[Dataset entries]
━━━━━━━━

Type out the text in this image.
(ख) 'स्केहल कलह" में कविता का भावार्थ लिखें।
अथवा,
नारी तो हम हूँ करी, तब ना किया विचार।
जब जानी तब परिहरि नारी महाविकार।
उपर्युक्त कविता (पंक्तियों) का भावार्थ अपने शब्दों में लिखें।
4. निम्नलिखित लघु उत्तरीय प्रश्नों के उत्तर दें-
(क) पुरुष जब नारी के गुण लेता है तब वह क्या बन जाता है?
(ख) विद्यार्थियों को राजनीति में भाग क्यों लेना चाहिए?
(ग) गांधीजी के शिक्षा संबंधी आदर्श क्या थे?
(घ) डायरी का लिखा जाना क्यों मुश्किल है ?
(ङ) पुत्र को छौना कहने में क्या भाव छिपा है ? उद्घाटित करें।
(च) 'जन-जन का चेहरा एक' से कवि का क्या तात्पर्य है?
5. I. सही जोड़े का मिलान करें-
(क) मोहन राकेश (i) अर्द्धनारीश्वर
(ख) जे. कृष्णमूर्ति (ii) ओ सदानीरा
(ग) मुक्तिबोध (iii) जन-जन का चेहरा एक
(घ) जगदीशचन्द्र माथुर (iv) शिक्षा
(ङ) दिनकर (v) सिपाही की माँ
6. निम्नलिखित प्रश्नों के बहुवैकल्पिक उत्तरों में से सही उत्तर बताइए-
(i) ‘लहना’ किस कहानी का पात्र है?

━━━━━━━━

## [What you need to do]
Reproduce the records in full, exactly as written.

## [Full solution]
Type out the text in this image.
(ख) 'स्केहल कलह" में कविता का भावार्थ लिखें।
अथवा,
नारी तो हम हूँ करी, तब ना किया विचार।
जब जानी तब परिहरि नारी महाविकार।
उपर्युक्त कविता (पंक्तियों) का भावार्थ अपने शब्दों में लिखें।
4. निम्नलिखित लघु उत्तरीय प्रश्नों के उत्तर दें-
(क) पुरुष जब नारी के गुण लेता है तब वह क्या बन जाता है?
(ख) विद्यार्थियों को राजनीति में भाग क्यों लेना चाहिए?
(ग) गांधीजी के शिक्षा संबंधी आदर्श क्या थे?
(घ) डायरी का लिखा जाना क्यों मुश्किल है ?
(ङ) पुत्र को छौना कहने में क्या भाव छिपा है ? उद्घाटित करें।
(च) 'जन-जन का चेहरा एक' से कवि का क्या तात्पर्य है?
5. I. सही जोड़े का मिलान करें-
(क) मोहन राकेश (i) अर्द्धनारीश्वर
(ख) जे. कृष्णमूर्ति (ii) ओ सदानीरा
(ग) मुक्तिबोध (iii) जन-जन का चेहरा एक
(घ) जगदीशचन्द्र माथुर (iv) शिक्षा
(ङ) दिनकर (v) सिपाही की माँ
6. निम्नलिखित प्रश्नों के बहुवैकल्पिक उत्तरों में से सही उत्तर बताइए-
(i) ‘लहना’ किस कहानी का पात्र है?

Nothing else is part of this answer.